What is expected: Find every line with the string "семейные" in it, count them, and reply with that count only.

Extracted data:
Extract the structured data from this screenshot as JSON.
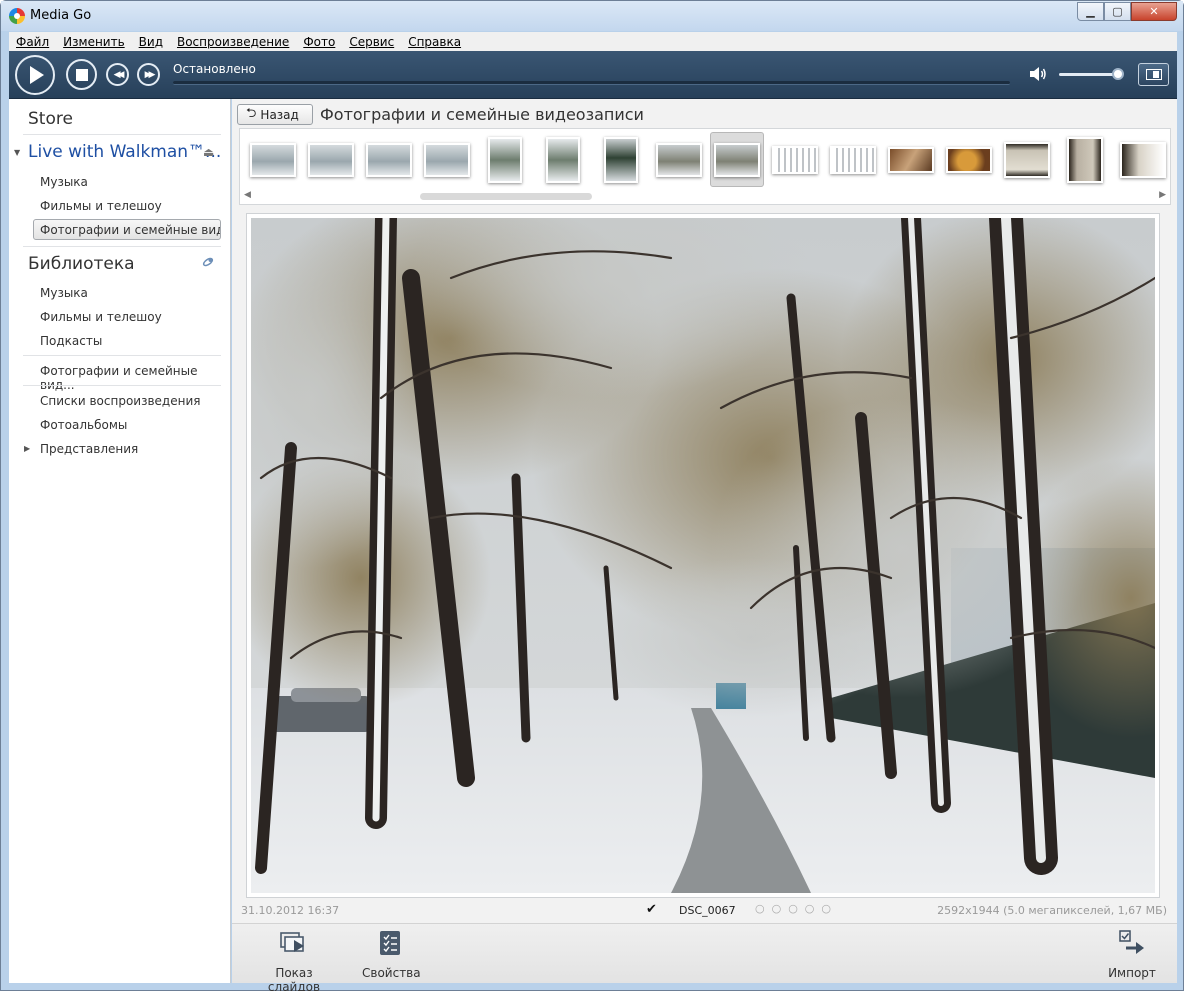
{
  "window": {
    "title": "Media Go"
  },
  "menu": [
    "Файл",
    "Изменить",
    "Вид",
    "Воспроизведение",
    "Фото",
    "Сервис",
    "Справка"
  ],
  "transport": {
    "status": "Остановлено",
    "volume_fraction": 0.9
  },
  "sidebar": {
    "store": "Store",
    "device": {
      "name": "Live with Walkman™...",
      "items": [
        "Музыка",
        "Фильмы и телешоу",
        "Фотографии и семейные вид..."
      ]
    },
    "library": {
      "title": "Библиотека",
      "items": [
        "Музыка",
        "Фильмы и телешоу",
        "Подкасты",
        "Фотографии и семейные вид...",
        "Списки воспроизведения",
        "Фотоальбомы",
        "Представления"
      ]
    }
  },
  "main": {
    "back_label": "Назад",
    "title": "Фотографии и семейные видеозаписи",
    "thumbnails": [
      {
        "kind": "snow-wide"
      },
      {
        "kind": "snow-wide"
      },
      {
        "kind": "snow-wide"
      },
      {
        "kind": "snow-wide"
      },
      {
        "kind": "tree-tall"
      },
      {
        "kind": "tree-tall"
      },
      {
        "kind": "tree-tall-dark"
      },
      {
        "kind": "alley"
      },
      {
        "kind": "alley",
        "selected": true
      },
      {
        "kind": "video"
      },
      {
        "kind": "video"
      },
      {
        "kind": "warm"
      },
      {
        "kind": "teddy"
      },
      {
        "kind": "doc-square"
      },
      {
        "kind": "doc-tall"
      },
      {
        "kind": "doc-fade"
      }
    ]
  },
  "photo_info": {
    "date": "31.10.2012 16:37",
    "filename": "DSC_0067",
    "rating_dots": "○○○○○",
    "details": "2592x1944 (5.0 мегапикселей, 1,67 МБ)"
  },
  "toolbar": {
    "slideshow": "Показ слайдов",
    "properties": "Свойства",
    "import": "Импорт"
  }
}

The solution: 3